= Short problem =
Will you output the entries below exactly, skipping every image they contain?

= Given information =
*-*-*

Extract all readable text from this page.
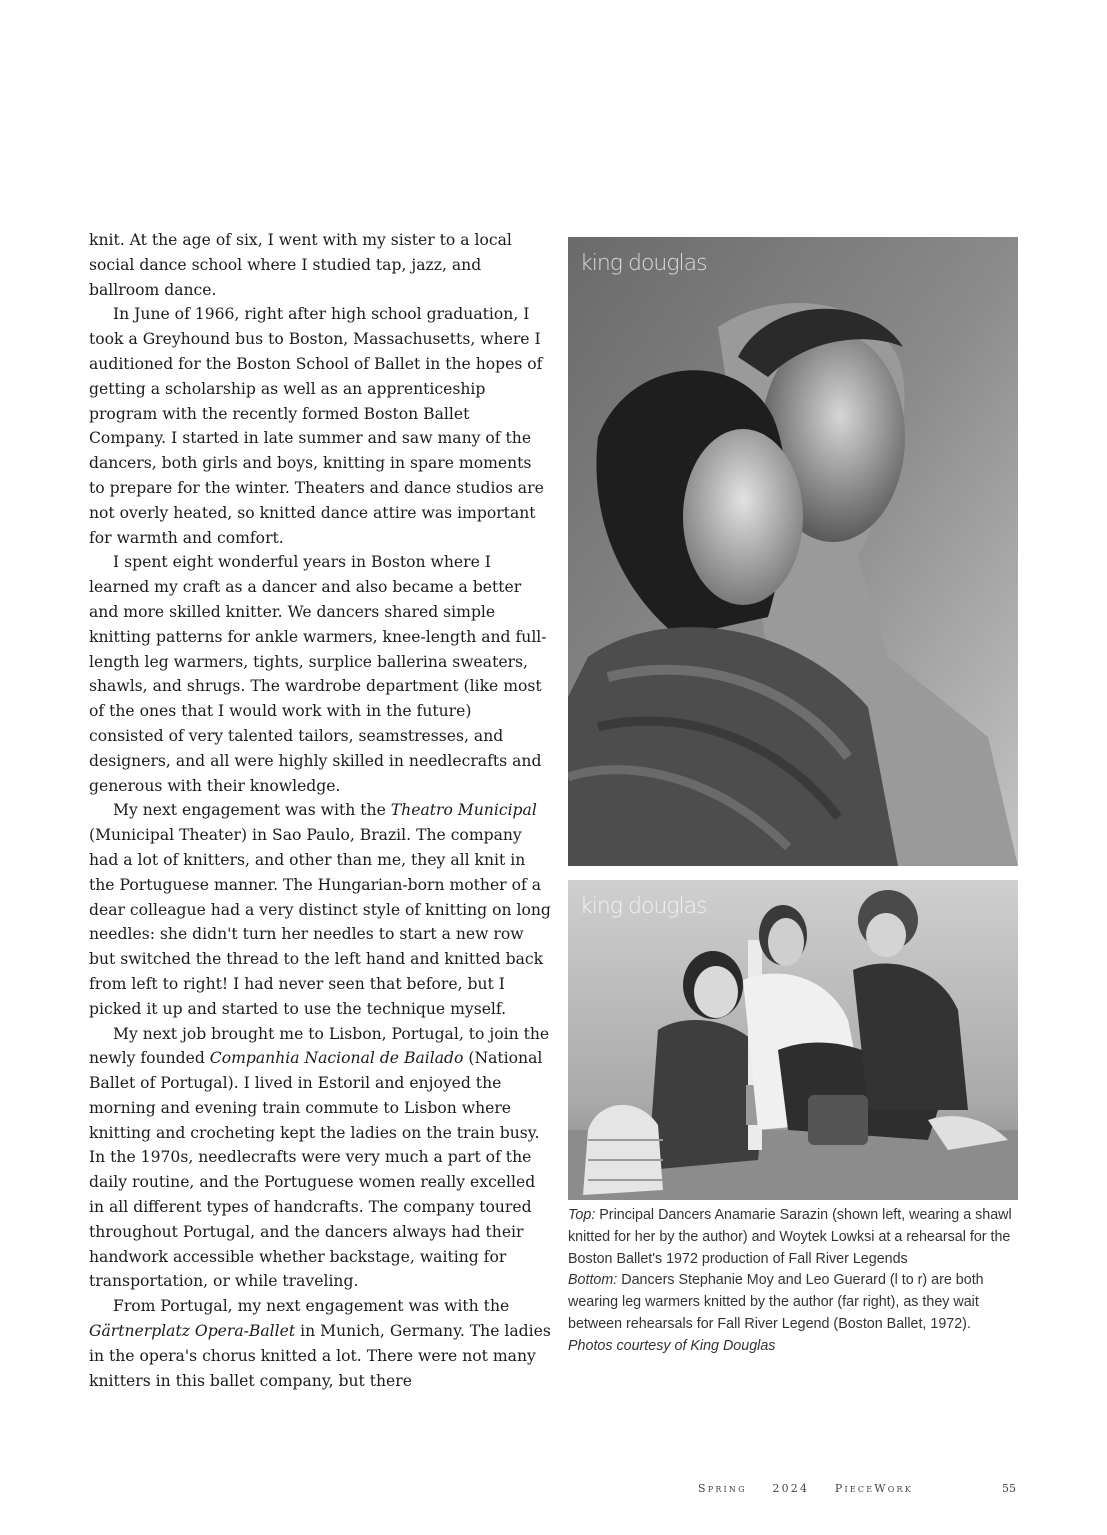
knit. At the age of six, I went with my sister to a local social dance school where I studied tap, jazz, and ballroom dance.

In June of 1966, right after high school graduation, I took a Greyhound bus to Boston, Massachusetts, where I auditioned for the Boston School of Ballet in the hopes of getting a scholarship as well as an apprenticeship program with the recently formed Boston Ballet Company. I started in late summer and saw many of the dancers, both girls and boys, knitting in spare moments to prepare for the winter. Theaters and dance studios are not overly heated, so knitted dance attire was important for warmth and comfort.

I spent eight wonderful years in Boston where I learned my craft as a dancer and also became a better and more skilled knitter. We dancers shared simple knitting patterns for ankle warmers, knee-length and full-length leg warmers, tights, surplice ballerina sweaters, shawls, and shrugs. The wardrobe department (like most of the ones that I would work with in the future) consisted of very talented tailors, seamstresses, and designers, and all were highly skilled in needlecrafts and generous with their knowledge.

My next engagement was with the Theatro Municipal (Municipal Theater) in Sao Paulo, Brazil. The company had a lot of knitters, and other than me, they all knit in the Portuguese manner. The Hungarian-born mother of a dear colleague had a very distinct style of knitting on long needles: she didn't turn her needles to start a new row but switched the thread to the left hand and knitted back from left to right! I had never seen that before, but I picked it up and started to use the technique myself.

My next job brought me to Lisbon, Portugal, to join the newly founded Companhia Nacional de Bailado (National Ballet of Portugal). I lived in Estoril and enjoyed the morning and evening train commute to Lisbon where knitting and crocheting kept the ladies on the train busy. In the 1970s, needlecrafts were very much a part of the daily routine, and the Portuguese women really excelled in all different types of handcrafts. The company toured throughout Portugal, and the dancers always had their handwork accessible whether backstage, waiting for transportation, or while traveling.

From Portugal, my next engagement was with the Gärtnerplatz Opera-Ballet in Munich, Germany. The ladies in the opera's chorus knitted a lot. There were not many knitters in this ballet company, but there

king douglas
king douglas

Top: Principal Dancers Anamarie Sarazin (shown left, wearing a shawl knitted for her by the author) and Woytek Lowksi at a rehearsal for the Boston Ballet's 1972 production of Fall River Legends

Bottom: Dancers Stephanie Moy and Leo Guerard (l to r) are both wearing leg warmers knitted by the author (far right), as they wait between rehearsals for Fall River Legend (Boston Ballet, 1972).

Photos courtesy of King Douglas

Spring 2024 PieceWork	55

*-*-*

= Exercise response =
Extract all readable text from this page.
knit. At the age of six, I went with my sister to a local social dance school where I studied tap, jazz, and ballroom dance.

In June of 1966, right after high school graduation, I took a Greyhound bus to Boston, Massachusetts, where I auditioned for the Boston School of Ballet in the hopes of getting a scholarship as well as an apprenticeship program with the recently formed Boston Ballet Company. I started in late summer and saw many of the dancers, both girls and boys, knitting in spare moments to prepare for the winter. Theaters and dance studios are not overly heated, so knitted dance attire was important for warmth and comfort.

I spent eight wonderful years in Boston where I learned my craft as a dancer and also became a better and more skilled knitter. We dancers shared simple knitting patterns for ankle warmers, knee-length and full-length leg warmers, tights, surplice ballerina sweaters, shawls, and shrugs. The wardrobe department (like most of the ones that I would work with in the future) consisted of very talented tailors, seamstresses, and designers, and all were highly skilled in needlecrafts and generous with their knowledge.

My next engagement was with the Theatro Municipal (Municipal Theater) in Sao Paulo, Brazil. The company had a lot of knitters, and other than me, they all knit in the Portuguese manner. The Hungarian-born mother of a dear colleague had a very distinct style of knitting on long needles: she didn't turn her needles to start a new row but switched the thread to the left hand and knitted back from left to right! I had never seen that before, but I picked it up and started to use the technique myself.

My next job brought me to Lisbon, Portugal, to join the newly founded Companhia Nacional de Bailado (National Ballet of Portugal). I lived in Estoril and enjoyed the morning and evening train commute to Lisbon where knitting and crocheting kept the ladies on the train busy. In the 1970s, needlecrafts were very much a part of the daily routine, and the Portuguese women really excelled in all different types of handcrafts. The company toured throughout Portugal, and the dancers always had their handwork accessible whether backstage, waiting for transportation, or while traveling.

From Portugal, my next engagement was with the Gärtnerplatz Opera-Ballet in Munich, Germany. The ladies in the opera's chorus knitted a lot. There were not many knitters in this ballet company, but there

king douglas
king douglas

Top: Principal Dancers Anamarie Sarazin (shown left, wearing a shawl knitted for her by the author) and Woytek Lowksi at a rehearsal for the Boston Ballet's 1972 production of Fall River Legends

Bottom: Dancers Stephanie Moy and Leo Guerard (l to r) are both wearing leg warmers knitted by the author (far right), as they wait between rehearsals for Fall River Legend (Boston Ballet, 1972).

Photos courtesy of King Douglas

Spring 2024 PieceWork	55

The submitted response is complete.